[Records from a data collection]
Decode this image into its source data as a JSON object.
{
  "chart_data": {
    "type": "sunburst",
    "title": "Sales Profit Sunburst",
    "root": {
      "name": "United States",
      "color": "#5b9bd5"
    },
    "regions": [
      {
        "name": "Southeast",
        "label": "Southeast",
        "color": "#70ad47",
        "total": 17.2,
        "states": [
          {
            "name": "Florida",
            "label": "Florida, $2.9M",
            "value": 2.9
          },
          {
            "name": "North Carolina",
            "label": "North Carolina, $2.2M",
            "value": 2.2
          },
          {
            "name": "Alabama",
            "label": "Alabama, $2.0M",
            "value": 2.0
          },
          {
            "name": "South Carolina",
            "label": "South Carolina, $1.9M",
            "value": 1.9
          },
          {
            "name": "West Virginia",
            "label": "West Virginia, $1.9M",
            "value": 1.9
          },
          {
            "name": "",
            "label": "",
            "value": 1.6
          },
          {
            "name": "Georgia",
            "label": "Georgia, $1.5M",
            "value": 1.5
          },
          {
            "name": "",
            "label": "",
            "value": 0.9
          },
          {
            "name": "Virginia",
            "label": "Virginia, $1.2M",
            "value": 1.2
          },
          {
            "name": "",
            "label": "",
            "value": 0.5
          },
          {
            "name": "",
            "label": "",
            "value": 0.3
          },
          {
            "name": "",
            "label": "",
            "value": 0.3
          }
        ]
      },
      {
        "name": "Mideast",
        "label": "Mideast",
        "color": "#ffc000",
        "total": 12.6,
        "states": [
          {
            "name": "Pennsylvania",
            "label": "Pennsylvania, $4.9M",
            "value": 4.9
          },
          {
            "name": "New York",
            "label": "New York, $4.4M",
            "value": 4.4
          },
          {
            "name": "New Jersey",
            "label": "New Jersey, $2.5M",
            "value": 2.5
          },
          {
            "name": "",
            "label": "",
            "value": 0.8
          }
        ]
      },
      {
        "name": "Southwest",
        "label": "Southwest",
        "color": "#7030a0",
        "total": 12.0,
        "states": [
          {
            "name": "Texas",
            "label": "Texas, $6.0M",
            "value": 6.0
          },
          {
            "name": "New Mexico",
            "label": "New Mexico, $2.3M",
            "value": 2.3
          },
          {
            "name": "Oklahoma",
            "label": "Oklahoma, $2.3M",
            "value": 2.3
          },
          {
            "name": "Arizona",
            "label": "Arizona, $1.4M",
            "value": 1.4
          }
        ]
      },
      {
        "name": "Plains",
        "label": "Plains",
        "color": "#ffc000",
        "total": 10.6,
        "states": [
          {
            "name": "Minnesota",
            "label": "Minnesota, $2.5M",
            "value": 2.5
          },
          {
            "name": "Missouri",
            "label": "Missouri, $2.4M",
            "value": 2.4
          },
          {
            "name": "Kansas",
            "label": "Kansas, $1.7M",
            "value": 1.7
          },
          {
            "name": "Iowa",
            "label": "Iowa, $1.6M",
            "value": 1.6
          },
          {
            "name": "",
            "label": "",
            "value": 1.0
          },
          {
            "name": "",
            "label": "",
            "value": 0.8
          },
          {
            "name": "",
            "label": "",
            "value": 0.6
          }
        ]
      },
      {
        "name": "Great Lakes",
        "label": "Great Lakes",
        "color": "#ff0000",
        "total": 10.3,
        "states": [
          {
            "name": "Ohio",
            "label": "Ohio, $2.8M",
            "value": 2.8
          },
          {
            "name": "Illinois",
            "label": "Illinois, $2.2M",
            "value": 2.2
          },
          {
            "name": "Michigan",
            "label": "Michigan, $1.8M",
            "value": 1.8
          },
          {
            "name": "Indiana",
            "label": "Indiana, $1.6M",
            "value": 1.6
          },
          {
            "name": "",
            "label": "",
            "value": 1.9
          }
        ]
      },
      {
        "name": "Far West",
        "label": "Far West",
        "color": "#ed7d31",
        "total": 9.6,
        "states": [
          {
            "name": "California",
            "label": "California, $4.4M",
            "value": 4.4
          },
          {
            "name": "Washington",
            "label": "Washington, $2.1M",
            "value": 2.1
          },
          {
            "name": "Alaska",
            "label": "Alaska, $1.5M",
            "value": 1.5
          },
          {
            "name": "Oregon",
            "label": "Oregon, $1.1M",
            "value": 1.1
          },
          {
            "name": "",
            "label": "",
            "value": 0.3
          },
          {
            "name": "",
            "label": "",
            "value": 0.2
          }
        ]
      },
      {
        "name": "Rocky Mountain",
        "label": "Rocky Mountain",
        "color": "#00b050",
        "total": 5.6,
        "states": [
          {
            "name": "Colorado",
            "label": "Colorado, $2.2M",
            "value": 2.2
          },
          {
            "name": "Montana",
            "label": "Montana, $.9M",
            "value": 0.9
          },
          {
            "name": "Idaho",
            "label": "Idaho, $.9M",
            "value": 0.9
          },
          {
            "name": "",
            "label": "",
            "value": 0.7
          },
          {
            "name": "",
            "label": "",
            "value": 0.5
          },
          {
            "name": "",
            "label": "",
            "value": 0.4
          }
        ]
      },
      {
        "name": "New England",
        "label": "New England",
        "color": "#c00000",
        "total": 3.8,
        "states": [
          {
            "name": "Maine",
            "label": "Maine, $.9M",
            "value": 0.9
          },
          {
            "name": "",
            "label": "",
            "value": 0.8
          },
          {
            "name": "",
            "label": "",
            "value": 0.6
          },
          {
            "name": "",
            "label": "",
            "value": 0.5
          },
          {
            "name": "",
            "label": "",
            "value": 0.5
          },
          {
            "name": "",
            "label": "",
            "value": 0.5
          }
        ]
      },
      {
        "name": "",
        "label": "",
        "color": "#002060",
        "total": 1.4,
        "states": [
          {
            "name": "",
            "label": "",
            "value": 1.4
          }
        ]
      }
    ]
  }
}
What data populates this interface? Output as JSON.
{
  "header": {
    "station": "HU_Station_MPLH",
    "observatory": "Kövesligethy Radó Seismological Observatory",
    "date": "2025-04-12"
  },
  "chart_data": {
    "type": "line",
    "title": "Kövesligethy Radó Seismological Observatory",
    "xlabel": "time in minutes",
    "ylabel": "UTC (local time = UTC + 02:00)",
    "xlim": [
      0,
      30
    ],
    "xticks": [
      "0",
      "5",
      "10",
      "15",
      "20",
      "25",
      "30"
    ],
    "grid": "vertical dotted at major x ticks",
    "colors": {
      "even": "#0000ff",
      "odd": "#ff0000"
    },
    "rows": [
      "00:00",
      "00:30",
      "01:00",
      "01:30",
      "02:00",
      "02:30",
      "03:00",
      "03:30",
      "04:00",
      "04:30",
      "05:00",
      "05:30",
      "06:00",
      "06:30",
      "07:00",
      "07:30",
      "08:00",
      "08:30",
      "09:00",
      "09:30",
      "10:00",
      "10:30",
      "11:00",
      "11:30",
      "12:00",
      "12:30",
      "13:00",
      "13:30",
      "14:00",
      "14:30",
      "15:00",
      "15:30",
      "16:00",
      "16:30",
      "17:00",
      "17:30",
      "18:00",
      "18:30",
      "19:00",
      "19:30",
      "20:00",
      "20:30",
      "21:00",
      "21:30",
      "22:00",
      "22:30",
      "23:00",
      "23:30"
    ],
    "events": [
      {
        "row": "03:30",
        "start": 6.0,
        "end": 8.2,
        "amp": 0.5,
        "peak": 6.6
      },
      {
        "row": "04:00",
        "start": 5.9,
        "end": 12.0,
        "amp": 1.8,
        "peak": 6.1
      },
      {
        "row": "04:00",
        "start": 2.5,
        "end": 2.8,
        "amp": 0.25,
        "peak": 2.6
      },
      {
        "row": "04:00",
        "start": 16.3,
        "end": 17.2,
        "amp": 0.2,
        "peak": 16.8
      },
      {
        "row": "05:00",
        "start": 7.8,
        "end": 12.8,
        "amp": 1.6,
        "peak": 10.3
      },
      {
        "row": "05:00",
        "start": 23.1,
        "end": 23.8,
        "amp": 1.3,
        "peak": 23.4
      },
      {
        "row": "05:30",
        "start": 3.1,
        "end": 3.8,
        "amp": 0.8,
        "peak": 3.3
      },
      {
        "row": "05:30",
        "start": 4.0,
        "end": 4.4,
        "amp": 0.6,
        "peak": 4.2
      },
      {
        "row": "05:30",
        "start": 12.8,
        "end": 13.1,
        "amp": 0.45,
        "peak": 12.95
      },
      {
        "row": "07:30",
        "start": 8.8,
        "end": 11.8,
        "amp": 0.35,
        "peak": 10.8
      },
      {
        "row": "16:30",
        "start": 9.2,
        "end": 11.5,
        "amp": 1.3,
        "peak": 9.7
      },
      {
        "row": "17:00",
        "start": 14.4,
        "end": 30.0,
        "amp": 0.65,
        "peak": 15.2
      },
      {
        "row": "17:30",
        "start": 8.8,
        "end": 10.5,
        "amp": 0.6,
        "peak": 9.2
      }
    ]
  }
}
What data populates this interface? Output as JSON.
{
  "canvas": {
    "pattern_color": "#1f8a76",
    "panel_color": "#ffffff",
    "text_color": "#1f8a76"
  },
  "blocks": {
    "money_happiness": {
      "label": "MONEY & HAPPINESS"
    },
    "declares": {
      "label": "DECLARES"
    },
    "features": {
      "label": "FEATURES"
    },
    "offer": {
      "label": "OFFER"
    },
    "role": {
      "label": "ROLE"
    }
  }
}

▶ [PROBLEM DESCRIPTION]
Pull every line containing "Minnesota" out of the data above.

▶ [TASK SOLUTION]
            "name": "Minnesota",
            "label": "Minnesota, $2.5M",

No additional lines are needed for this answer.